# [WRITTEN INSTRUCTION]
Search the listing for "grid" and copy every line where it appears.

# [ENTRIES SHOWN]
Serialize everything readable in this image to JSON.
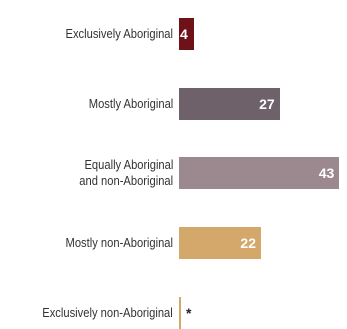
{
  "chart_data": {
    "type": "bar",
    "orientation": "horizontal",
    "categories": [
      [
        "Exclusively Aboriginal"
      ],
      [
        "Mostly Aboriginal"
      ],
      [
        "Equally Aboriginal",
        "and non-Aboriginal"
      ],
      [
        "Mostly non-Aboriginal"
      ],
      [
        "Exclusively non-Aboriginal"
      ]
    ],
    "values": [
      4,
      27,
      43,
      22,
      null
    ],
    "value_labels": [
      "4",
      "27",
      "43",
      "22",
      "*"
    ],
    "colors": [
      "#6e1218",
      "#6f6169",
      "#9c8990",
      "#d3a86a",
      "#d3a86a"
    ],
    "xlim": [
      0,
      44
    ],
    "grid": false,
    "title": "",
    "xlabel": "",
    "ylabel": ""
  }
}
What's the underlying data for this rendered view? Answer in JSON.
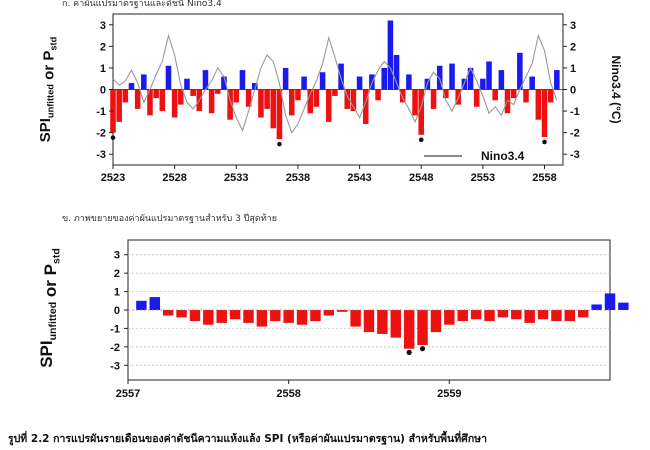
{
  "page": {
    "panel_a_title": "ก.  ค่าผันแปรมาตรฐานและดัชนี Nino3.4",
    "panel_b_title": "ข.  ภาพขยายของค่าผันแปรมาตรฐานสำหรับ 3 ปีสุดท้าย",
    "caption": "รูปที่ 2.2 การแปรผันรายเดือนของค่าดัชนีความแห้งแล้ง SPI (หรือค่าผันแปรมาตรฐาน) สำหรับพื้นที่ศึกษา"
  },
  "colors": {
    "positive": "#1a1aee",
    "negative": "#ee1111",
    "nino": "#999999",
    "axis": "#222222"
  },
  "chart_data": [
    {
      "type": "bar",
      "ylabel_left": "SPI_unfitted or P_std",
      "ylabel_right": "Nino3.4 (°C)",
      "legend": {
        "label": "Nino3.4",
        "placement": "bottom-right"
      },
      "xlim": [
        2523,
        2559.5
      ],
      "ylim": [
        -3.5,
        3.5
      ],
      "xticks": [
        2523,
        2528,
        2533,
        2538,
        2543,
        2548,
        2553,
        2558
      ],
      "yticks": [
        -3,
        -2,
        -1,
        0,
        1,
        2,
        3
      ],
      "right_yticks": [
        -3,
        -2,
        -1,
        0,
        1,
        2,
        3
      ],
      "grid": false,
      "bars_x": [
        2523.0,
        2523.5,
        2524.0,
        2524.5,
        2525.0,
        2525.5,
        2526.0,
        2526.5,
        2527.0,
        2527.5,
        2528.0,
        2528.5,
        2529.0,
        2529.5,
        2530.0,
        2530.5,
        2531.0,
        2531.5,
        2532.0,
        2532.5,
        2533.0,
        2533.5,
        2534.0,
        2534.5,
        2535.0,
        2535.5,
        2536.0,
        2536.5,
        2537.0,
        2537.5,
        2538.0,
        2538.5,
        2539.0,
        2539.5,
        2540.0,
        2540.5,
        2541.0,
        2541.5,
        2542.0,
        2542.5,
        2543.0,
        2543.5,
        2544.0,
        2544.5,
        2545.0,
        2545.5,
        2546.0,
        2546.5,
        2547.0,
        2547.5,
        2548.0,
        2548.5,
        2549.0,
        2549.5,
        2550.0,
        2550.5,
        2551.0,
        2551.5,
        2552.0,
        2552.5,
        2553.0,
        2553.5,
        2554.0,
        2554.5,
        2555.0,
        2555.5,
        2556.0,
        2556.5,
        2557.0,
        2557.5,
        2558.0,
        2558.5,
        2559.0
      ],
      "bars_y": [
        -2.0,
        -1.5,
        -0.6,
        0.3,
        -0.9,
        0.7,
        -1.2,
        -0.4,
        -1.0,
        1.1,
        -1.3,
        -0.7,
        0.5,
        -0.3,
        -1.0,
        0.9,
        -1.1,
        -0.2,
        0.6,
        -1.4,
        -0.6,
        0.9,
        -0.8,
        0.3,
        -1.3,
        -0.9,
        -1.8,
        -2.3,
        1.0,
        -1.2,
        -0.5,
        0.6,
        -1.1,
        -0.8,
        0.8,
        -1.5,
        -0.3,
        1.2,
        -0.9,
        -1.0,
        0.6,
        -1.6,
        0.7,
        -0.5,
        1.0,
        3.2,
        1.6,
        -0.6,
        0.7,
        -1.2,
        -2.1,
        0.5,
        -0.9,
        1.1,
        -0.4,
        1.2,
        -0.7,
        0.5,
        1.0,
        -0.8,
        0.5,
        1.3,
        -0.5,
        0.9,
        -1.1,
        -0.4,
        1.7,
        -0.6,
        0.6,
        -1.4,
        -2.2,
        -0.6,
        0.9
      ],
      "nino_x": [
        2523.0,
        2523.5,
        2524.0,
        2524.5,
        2525.0,
        2525.5,
        2526.0,
        2526.5,
        2527.0,
        2527.5,
        2528.0,
        2528.5,
        2529.0,
        2529.5,
        2530.0,
        2530.5,
        2531.0,
        2531.5,
        2532.0,
        2532.5,
        2533.0,
        2533.5,
        2534.0,
        2534.5,
        2535.0,
        2535.5,
        2536.0,
        2536.5,
        2537.0,
        2537.5,
        2538.0,
        2538.5,
        2539.0,
        2539.5,
        2540.0,
        2540.5,
        2541.0,
        2541.5,
        2542.0,
        2542.5,
        2543.0,
        2543.5,
        2544.0,
        2544.5,
        2545.0,
        2545.5,
        2546.0,
        2546.5,
        2547.0,
        2547.5,
        2548.0,
        2548.5,
        2549.0,
        2549.5,
        2550.0,
        2550.5,
        2551.0,
        2551.5,
        2552.0,
        2552.5,
        2553.0,
        2553.5,
        2554.0,
        2554.5,
        2555.0,
        2555.5,
        2556.0,
        2556.5,
        2557.0,
        2557.5,
        2558.0,
        2558.5,
        2559.0
      ],
      "nino_y": [
        0.5,
        0.2,
        0.4,
        0.9,
        0.3,
        -0.6,
        0.0,
        0.7,
        1.3,
        2.5,
        1.6,
        0.2,
        -0.6,
        -0.9,
        -0.5,
        0.0,
        0.4,
        1.0,
        0.6,
        -0.5,
        -1.3,
        -1.9,
        -1.0,
        0.0,
        1.0,
        1.6,
        1.3,
        0.3,
        -1.2,
        -2.0,
        -1.6,
        -0.9,
        -0.2,
        0.4,
        1.2,
        2.4,
        1.5,
        0.5,
        -0.3,
        -0.8,
        -1.3,
        -0.6,
        0.3,
        0.9,
        1.3,
        1.0,
        0.3,
        -0.4,
        -0.9,
        -1.5,
        -0.8,
        0.3,
        0.8,
        0.5,
        -0.5,
        -1.0,
        -0.4,
        0.3,
        1.0,
        0.4,
        -0.3,
        -1.1,
        -0.8,
        -1.2,
        -0.5,
        -0.7,
        0.0,
        0.6,
        1.2,
        2.5,
        1.8,
        0.3,
        -0.5
      ],
      "drought_markers": [
        {
          "x": 2523.0,
          "y": -2.0
        },
        {
          "x": 2536.5,
          "y": -2.3
        },
        {
          "x": 2548.0,
          "y": -2.1
        },
        {
          "x": 2558.0,
          "y": -2.2
        }
      ]
    },
    {
      "type": "bar",
      "ylabel": "SPI_unfitted or P_std",
      "xlim": [
        2557,
        2560
      ],
      "ylim": [
        -3.8,
        3.8
      ],
      "xticks": [
        2557,
        2558,
        2559
      ],
      "yticks": [
        -3,
        -2,
        -1,
        0,
        1,
        2,
        3
      ],
      "grid": "dotted-horizontal",
      "values": [
        0.5,
        0.7,
        -0.3,
        -0.4,
        -0.6,
        -0.8,
        -0.7,
        -0.5,
        -0.7,
        -0.9,
        -0.6,
        -0.7,
        -0.8,
        -0.6,
        -0.3,
        -0.1,
        -0.9,
        -1.2,
        -1.3,
        -1.5,
        -2.1,
        -1.9,
        -1.2,
        -0.8,
        -0.6,
        -0.5,
        -0.6,
        -0.4,
        -0.5,
        -0.7,
        -0.5,
        -0.6,
        -0.6,
        -0.4,
        0.3,
        0.9,
        0.4
      ],
      "drought_markers": [
        {
          "index": 20,
          "y": -2.3
        },
        {
          "index": 21,
          "y": -2.1
        }
      ]
    }
  ]
}
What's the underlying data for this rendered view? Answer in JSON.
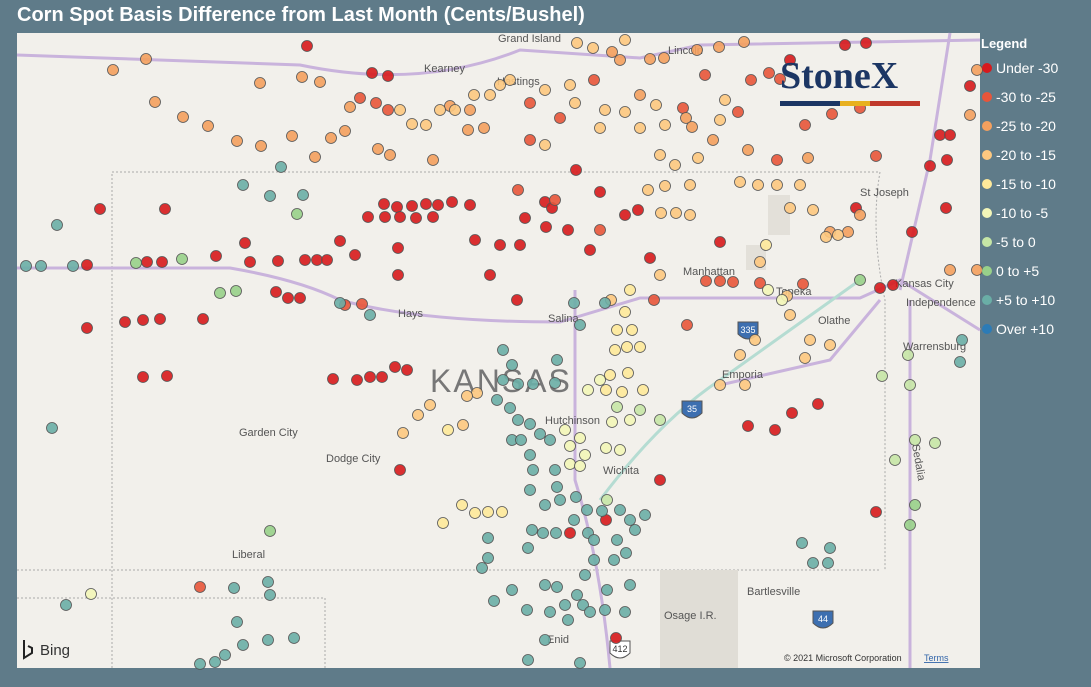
{
  "header": {
    "title": "Corn Spot Basis Difference from Last Month (Cents/Bushel)"
  },
  "legend": {
    "title": "Legend",
    "items": [
      {
        "label": "Under -30",
        "color": "#d7191c"
      },
      {
        "label": "-30 to -25",
        "color": "#e8553a"
      },
      {
        "label": "-25 to -20",
        "color": "#f4a05e"
      },
      {
        "label": "-20 to -15",
        "color": "#fdc880"
      },
      {
        "label": "-15 to -10",
        "color": "#fee99a"
      },
      {
        "label": "-10 to -5",
        "color": "#f3f6b8"
      },
      {
        "label": "-5 to 0",
        "color": "#c6e6a6"
      },
      {
        "label": "0 to +5",
        "color": "#98d08a"
      },
      {
        "label": "+5 to +10",
        "color": "#6aaea6"
      },
      {
        "label": "Over +10",
        "color": "#2c7bb6"
      }
    ]
  },
  "map": {
    "state_label": "KANSAS",
    "cities": [
      "Grand Island",
      "Kearney",
      "Hastings",
      "Lincoln",
      "St Joseph",
      "Manhattan",
      "Topeka",
      "Kansas City",
      "Independence",
      "Olathe",
      "Warrensburg",
      "Salina",
      "Hays",
      "Hutchinson",
      "Emporia",
      "Wichita",
      "Garden City",
      "Dodge City",
      "Liberal",
      "Bartlesville",
      "Osage I.R.",
      "Enid",
      "Sedalia"
    ],
    "highways": [
      "335",
      "35",
      "44",
      "412"
    ],
    "logo": "StoneX",
    "provider": "Bing",
    "copyright": "© 2021 Microsoft Corporation",
    "terms": "Terms"
  }
}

# [FULL ANSWER]
    "grid": false,
      "grid": false,
      "grid": "dotted-horizontal",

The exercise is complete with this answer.